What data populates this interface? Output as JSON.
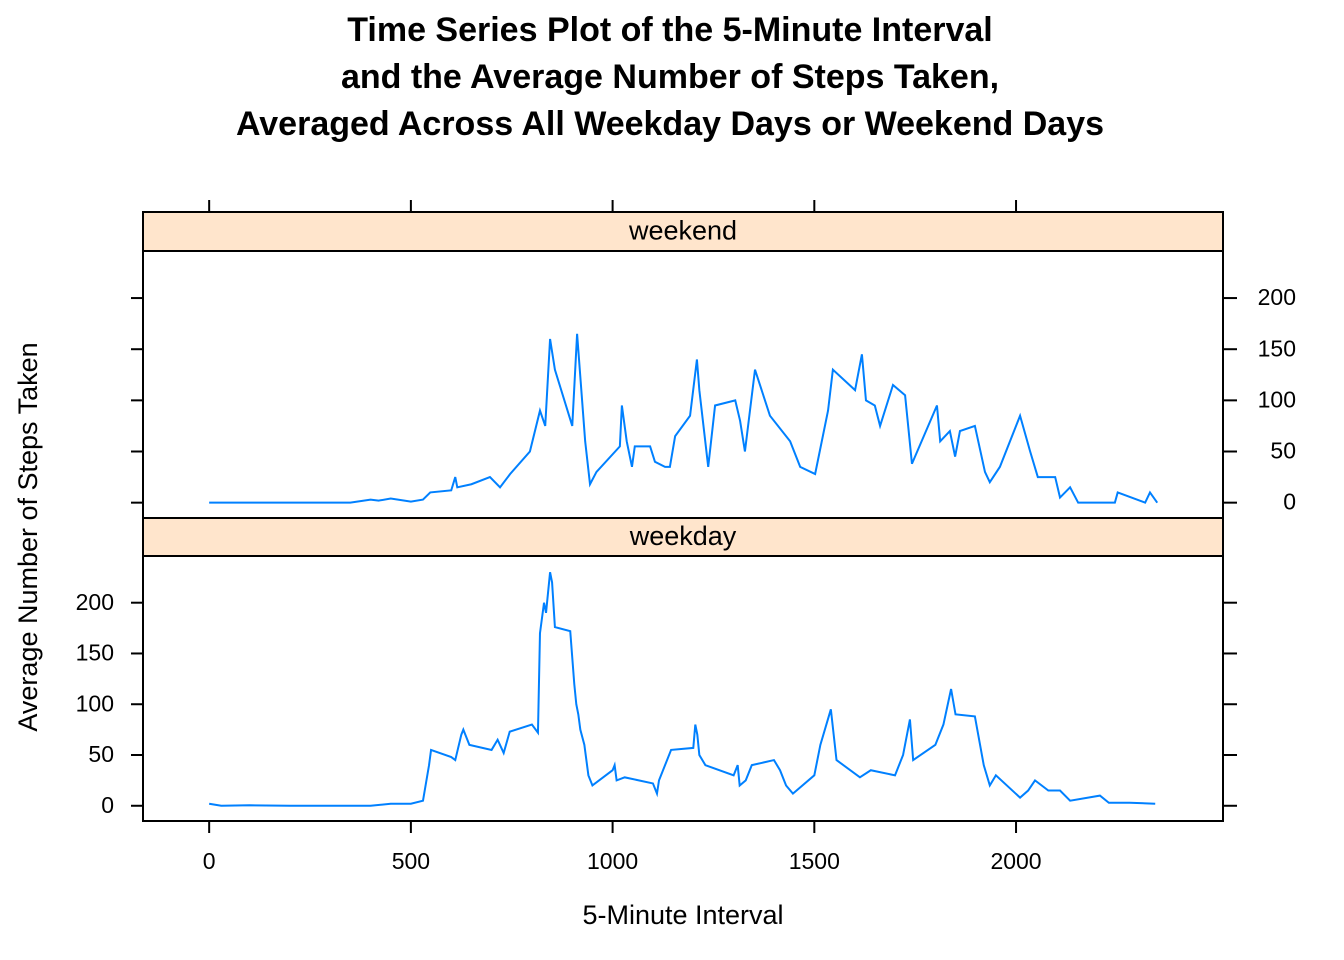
{
  "chart_data": {
    "type": "line",
    "title": [
      "Time Series Plot of the 5-Minute Interval",
      "and the Average Number of Steps Taken,",
      "Averaged Across All Weekday Days or Weekend Days"
    ],
    "xlabel": "5-Minute Interval",
    "ylabel": "Average Number of Steps Taken",
    "xlim": [
      -164,
      2513
    ],
    "xticks": [
      0,
      500,
      1000,
      1500,
      2000
    ],
    "ylim": [
      -15,
      246
    ],
    "yticks": [
      0,
      50,
      100,
      150,
      200
    ],
    "strip_color": "#ffe5cc",
    "series": [
      {
        "name": "weekend",
        "color": "#0080ff",
        "x": [
          0,
          100,
          200,
          300,
          350,
          400,
          420,
          450,
          500,
          530,
          548,
          600,
          610,
          615,
          650,
          696,
          721,
          746,
          795,
          820,
          833,
          845,
          857,
          900,
          912,
          932,
          944,
          960,
          1018,
          1023,
          1035,
          1048,
          1055,
          1093,
          1105,
          1130,
          1142,
          1155,
          1192,
          1209,
          1215,
          1237,
          1254,
          1304,
          1316,
          1328,
          1353,
          1390,
          1440,
          1465,
          1502,
          1534,
          1546,
          1601,
          1618,
          1628,
          1650,
          1663,
          1695,
          1725,
          1742,
          1804,
          1812,
          1836,
          1849,
          1861,
          1898,
          1923,
          1935,
          1960,
          2010,
          2035,
          2054,
          2097,
          2109,
          2134,
          2154,
          2245,
          2252,
          2320,
          2332,
          2350
        ],
        "values": [
          0,
          0,
          0,
          0,
          0,
          3,
          2,
          4,
          1,
          3,
          10,
          12,
          25,
          15,
          18,
          25,
          15,
          28,
          50,
          90,
          75,
          160,
          130,
          75,
          165,
          60,
          18,
          30,
          55,
          95,
          60,
          35,
          55,
          55,
          40,
          35,
          35,
          65,
          85,
          140,
          110,
          35,
          95,
          100,
          80,
          50,
          130,
          85,
          60,
          35,
          28,
          90,
          130,
          110,
          145,
          100,
          95,
          75,
          115,
          105,
          38,
          95,
          60,
          70,
          45,
          70,
          75,
          30,
          20,
          35,
          85,
          50,
          25,
          25,
          5,
          15,
          0,
          0,
          10,
          0,
          10,
          0
        ]
      },
      {
        "name": "weekday",
        "color": "#0080ff",
        "x": [
          0,
          30,
          100,
          200,
          300,
          400,
          450,
          500,
          530,
          545,
          550,
          600,
          610,
          625,
          630,
          645,
          700,
          715,
          730,
          745,
          800,
          815,
          820,
          830,
          835,
          845,
          850,
          857,
          895,
          905,
          910,
          915,
          920,
          930,
          940,
          950,
          1000,
          1005,
          1010,
          1030,
          1100,
          1110,
          1115,
          1130,
          1145,
          1200,
          1205,
          1210,
          1215,
          1230,
          1300,
          1310,
          1315,
          1330,
          1345,
          1400,
          1415,
          1430,
          1447,
          1500,
          1515,
          1541,
          1555,
          1613,
          1640,
          1700,
          1720,
          1737,
          1745,
          1800,
          1820,
          1839,
          1850,
          1898,
          1920,
          1935,
          1950,
          2010,
          2030,
          2047,
          2080,
          2109,
          2134,
          2208,
          2230,
          2282,
          2345
        ],
        "values": [
          2,
          0,
          0.5,
          0,
          0,
          0,
          2,
          2,
          5,
          40,
          55,
          48,
          45,
          70,
          75,
          60,
          55,
          65,
          52,
          73,
          80,
          72,
          170,
          200,
          190,
          230,
          220,
          176,
          172,
          120,
          100,
          90,
          75,
          60,
          30,
          20,
          35,
          40,
          25,
          28,
          22,
          12,
          25,
          40,
          55,
          57,
          80,
          70,
          50,
          40,
          30,
          40,
          20,
          25,
          40,
          45,
          35,
          20,
          12,
          30,
          60,
          95,
          45,
          28,
          35,
          30,
          50,
          85,
          45,
          60,
          80,
          115,
          90,
          88,
          40,
          20,
          30,
          8,
          15,
          25,
          15,
          15,
          5,
          10,
          3,
          3,
          2
        ]
      }
    ]
  }
}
——————————
* DO THIS
Look through the records and gather each line with the word "Taken".

* THE COMPLETED TASK
      "and the Average Number of Steps Taken,",
    "ylabel": "Average Number of Steps Taken",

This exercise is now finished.